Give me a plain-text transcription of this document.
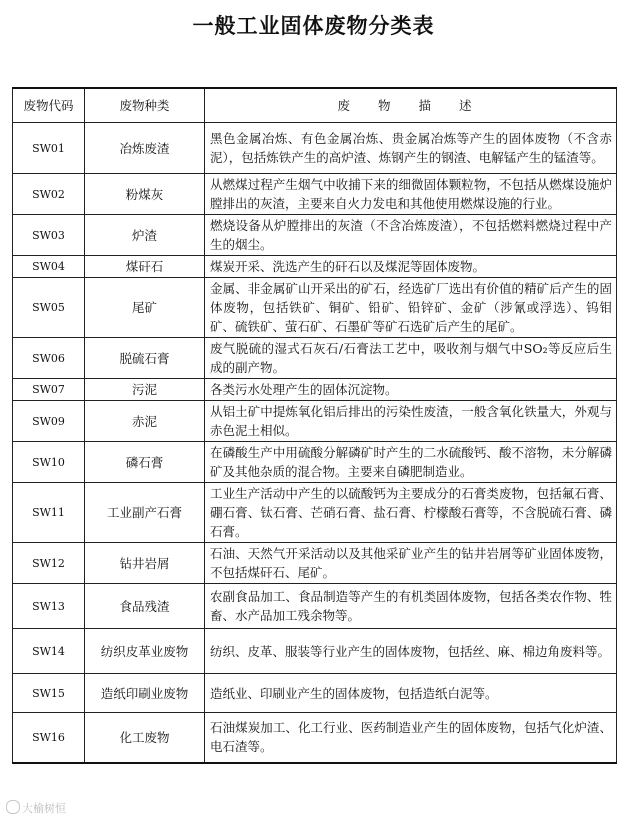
一般工业固体废物分类表
废物代码	废物种类	废 物 描 述
SW01	冶炼废渣	黑色金属冶炼、有色金属冶炼、贵金属冶炼等产生的固体废物（不含赤泥），包括炼铁产生的高炉渣、炼钢产生的钢渣、电解锰产生的锰渣等。
SW02	粉煤灰	从燃煤过程产生烟气中收捕下来的细微固体颗粒物，不包括从燃煤设施炉膛排出的灰渣，主要来自火力发电和其他使用燃煤设施的行业。
SW03	炉渣	燃烧设备从炉膛排出的灰渣（不含冶炼废渣），不包括燃料燃烧过程中产生的烟尘。
SW04	煤矸石	煤炭开采、洗选产生的矸石以及煤泥等固体废物。
SW05	尾矿	金属、非金属矿山开采出的矿石，经选矿厂选出有价值的精矿后产生的固体废物，包括铁矿、铜矿、铅矿、铅锌矿、金矿（涉氰或浮选）、钨钼矿、硫铁矿、萤石矿、石墨矿等矿石选矿后产生的尾矿。
SW06	脱硫石膏	废气脱硫的湿式石灰石/石膏法工艺中，吸收剂与烟气中SO₂等反应后生成的副产物。
SW07	污泥	各类污水处理产生的固体沉淀物。
SW09	赤泥	从铝土矿中提炼氧化铝后排出的污染性废渣，一般含氧化铁量大，外观与赤色泥土相似。
SW10	磷石膏	在磷酸生产中用硫酸分解磷矿时产生的二水硫酸钙、酸不溶物，未分解磷矿及其他杂质的混合物。主要来自磷肥制造业。
SW11	工业副产石膏	工业生产活动中产生的以硫酸钙为主要成分的石膏类废物，包括氟石膏、硼石膏、钛石膏、芒硝石膏、盐石膏、柠檬酸石膏等，不含脱硫石膏、磷石膏。
SW12	钻井岩屑	石油、天然气开采活动以及其他采矿业产生的钻井岩屑等矿业固体废物，不包括煤矸石、尾矿。
SW13	食品残渣	农副食品加工、食品制造等产生的有机类固体废物，包括各类农作物、牲畜、水产品加工残余物等。
SW14	纺织皮革业废物	纺织、皮革、服装等行业产生的固体废物，包括丝、麻、棉边角废料等。
SW15	造纸印刷业废物	造纸业、印刷业产生的固体废物，包括造纸白泥等。
SW16	化工废物	石油煤炭加工、化工行业、医药制造业产生的固体废物，包括气化炉渣、电石渣等。
大榆树恒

◇ ◇ ◇

# [WORK TO BE COMPLETED]
Could you reproduce every record above exactly, leaving out the pictures?

# [WRITTEN SOLUTION]
Give me a plain-text transcription of this document.
一般工业固体废物分类表
废物代码	废物种类	废 物 描 述
SW01	冶炼废渣	黑色金属冶炼、有色金属冶炼、贵金属冶炼等产生的固体废物（不含赤泥），包括炼铁产生的高炉渣、炼钢产生的钢渣、电解锰产生的锰渣等。
SW02	粉煤灰	从燃煤过程产生烟气中收捕下来的细微固体颗粒物，不包括从燃煤设施炉膛排出的灰渣，主要来自火力发电和其他使用燃煤设施的行业。
SW03	炉渣	燃烧设备从炉膛排出的灰渣（不含冶炼废渣），不包括燃料燃烧过程中产生的烟尘。
SW04	煤矸石	煤炭开采、洗选产生的矸石以及煤泥等固体废物。
SW05	尾矿	金属、非金属矿山开采出的矿石，经选矿厂选出有价值的精矿后产生的固体废物，包括铁矿、铜矿、铅矿、铅锌矿、金矿（涉氰或浮选）、钨钼矿、硫铁矿、萤石矿、石墨矿等矿石选矿后产生的尾矿。
SW06	脱硫石膏	废气脱硫的湿式石灰石/石膏法工艺中，吸收剂与烟气中SO₂等反应后生成的副产物。
SW07	污泥	各类污水处理产生的固体沉淀物。
SW09	赤泥	从铝土矿中提炼氧化铝后排出的污染性废渣，一般含氧化铁量大，外观与赤色泥土相似。
SW10	磷石膏	在磷酸生产中用硫酸分解磷矿时产生的二水硫酸钙、酸不溶物，未分解磷矿及其他杂质的混合物。主要来自磷肥制造业。
SW11	工业副产石膏	工业生产活动中产生的以硫酸钙为主要成分的石膏类废物，包括氟石膏、硼石膏、钛石膏、芒硝石膏、盐石膏、柠檬酸石膏等，不含脱硫石膏、磷石膏。
SW12	钻井岩屑	石油、天然气开采活动以及其他采矿业产生的钻井岩屑等矿业固体废物，不包括煤矸石、尾矿。
SW13	食品残渣	农副食品加工、食品制造等产生的有机类固体废物，包括各类农作物、牲畜、水产品加工残余物等。
SW14	纺织皮革业废物	纺织、皮革、服装等行业产生的固体废物，包括丝、麻、棉边角废料等。
SW15	造纸印刷业废物	造纸业、印刷业产生的固体废物，包括造纸白泥等。
SW16	化工废物	石油煤炭加工、化工行业、医药制造业产生的固体废物，包括气化炉渣、电石渣等。
大榆树恒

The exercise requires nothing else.